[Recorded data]
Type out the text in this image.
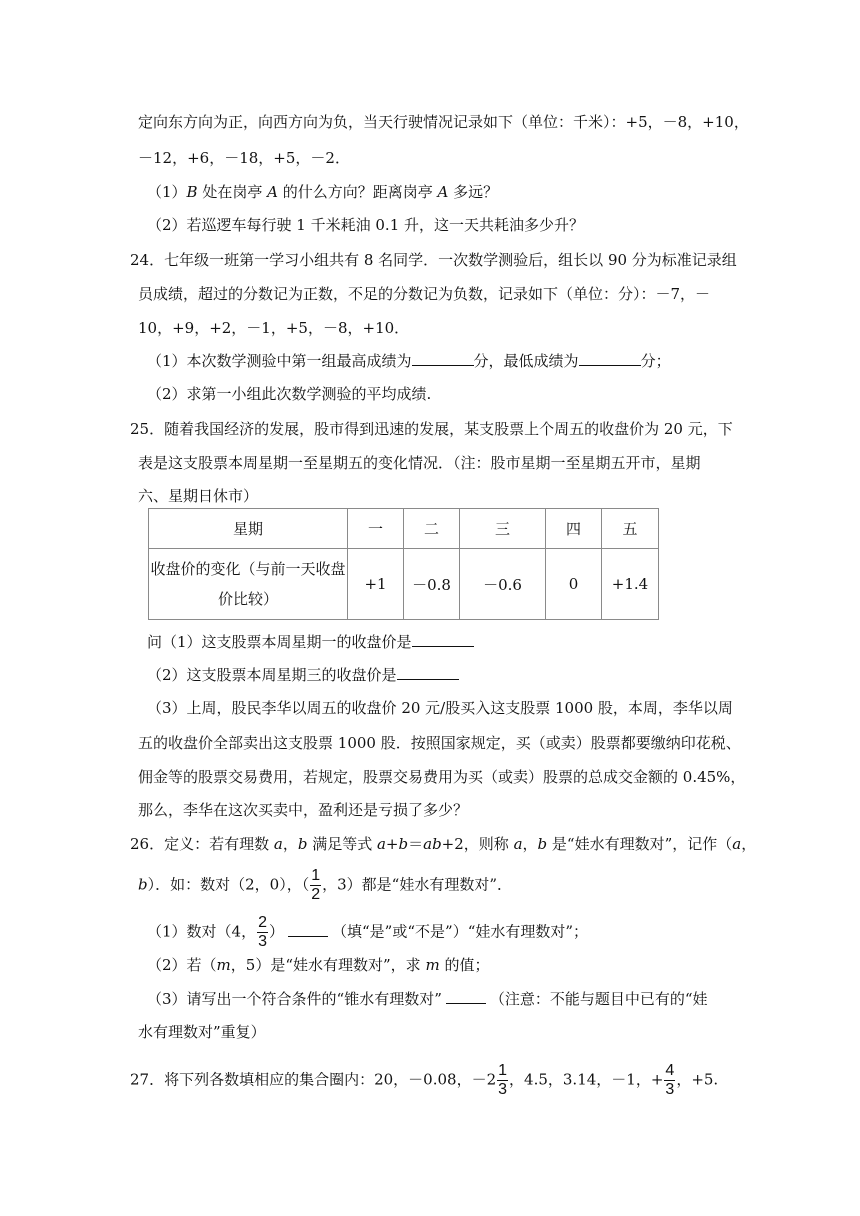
定向东方向为正，向西方向为负，当天行驶情况记录如下（单位：千米）：+5，－8，+10，
－12，+6，－18，+5，－2．
（1）B 处在岗亭 A 的什么方向？距离岗亭 A 多远？
（2）若巡逻车每行驶 1 千米耗油 0.1 升，这一天共耗油多少升？
24．七年级一班第一学习小组共有 8 名同学．一次数学测验后，组长以 90 分为标准记录组
员成绩，超过的分数记为正数，不足的分数记为负数，记录如下（单位：分）：－7，－
10，+9，+2，－1，+5，－8，+10．
（1）本次数学测验中第一组最高成绩为	分，最低成绩为	分；
（2）求第一小组此次数学测验的平均成绩.
25．随着我国经济的发展，股市得到迅速的发展，某支股票上个周五的收盘价为 20 元，下
表是这支股票本周星期一至星期五的变化情况．（注：股市星期一至星期五开市，星期
六、星期日休市）
星期	一	二	三	四	五

收盘价的变化（与前一天收盘
价比较）	+1	－0.8	－0.6	0	+1.4
问（1）这支股票本周星期一的收盘价是
（2）这支股票本周星期三的收盘价是
（3）上周，股民李华以周五的收盘价 20 元/股买入这支股票 1000 股，本周，李华以周
五的收盘价全部卖出这支股票 1000 股．按照国家规定，买（或卖）股票都要缴纳印花税、
佣金等的股票交易费用，若规定，股票交易费用为买（或卖）股票的总成交金额的 0.45%，
那么，李华在这次买卖中，盈利还是亏损了多少？
26．定义：若有理数 a，b 满足等式 a+b＝ab+2，则称 a，b 是“娃水有理数对”，记作（a，
b）．如：数对（2，0），（ $\frac{1}{2}$ ，3）都是“娃水有理数对”．
（1）数对（4， $\frac{2}{3}$ ）	（填“是”或“不是”）“娃水有理数对”；
（2）若（m，5）是“娃水有理数对”，求 m 的值；
（3）请写出一个符合条件的“锥水有理数对”	（注意：不能与题目中已有的“娃
水有理数对”重复）
27．将下列各数填相应的集合圈内：20，－0.08，$-2 \frac{1}{3}$ ，4.5，3.14，－1，+ $\frac{4}{3}$ ，+5.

> **Work to do**:
Go back to the records above and write them out exactly, without the pictures.

> **Finished answer**:
Type out the text in this image.
定向东方向为正，向西方向为负，当天行驶情况记录如下（单位：千米）：+5，－8，+10，
－12，+6，－18，+5，－2．
（1）B 处在岗亭 A 的什么方向？距离岗亭 A 多远？
（2）若巡逻车每行驶 1 千米耗油 0.1 升，这一天共耗油多少升？
24．七年级一班第一学习小组共有 8 名同学．一次数学测验后，组长以 90 分为标准记录组
员成绩，超过的分数记为正数，不足的分数记为负数，记录如下（单位：分）：－7，－
10，+9，+2，－1，+5，－8，+10．
（1）本次数学测验中第一组最高成绩为	分，最低成绩为	分；
（2）求第一小组此次数学测验的平均成绩.
25．随着我国经济的发展，股市得到迅速的发展，某支股票上个周五的收盘价为 20 元，下
表是这支股票本周星期一至星期五的变化情况．（注：股市星期一至星期五开市，星期
六、星期日休市）
星期	一	二	三	四	五

收盘价的变化（与前一天收盘
价比较）	+1	－0.8	－0.6	0	+1.4
问（1）这支股票本周星期一的收盘价是
（2）这支股票本周星期三的收盘价是
（3）上周，股民李华以周五的收盘价 20 元/股买入这支股票 1000 股，本周，李华以周
五的收盘价全部卖出这支股票 1000 股．按照国家规定，买（或卖）股票都要缴纳印花税、
佣金等的股票交易费用，若规定，股票交易费用为买（或卖）股票的总成交金额的 0.45%，
那么，李华在这次买卖中，盈利还是亏损了多少？
26．定义：若有理数 a，b 满足等式 a+b＝ab+2，则称 a，b 是“娃水有理数对”，记作（a，
b）．如：数对（2，0），（ $\frac{1}{2}$ ，3）都是“娃水有理数对”．
（1）数对（4， $\frac{2}{3}$ ）	（填“是”或“不是”）“娃水有理数对”；
（2）若（m，5）是“娃水有理数对”，求 m 的值；
（3）请写出一个符合条件的“锥水有理数对”	（注意：不能与题目中已有的“娃
水有理数对”重复）
27．将下列各数填相应的集合圈内：20，－0.08，$-2 \frac{1}{3}$ ，4.5，3.14，－1，+ $\frac{4}{3}$ ，+5.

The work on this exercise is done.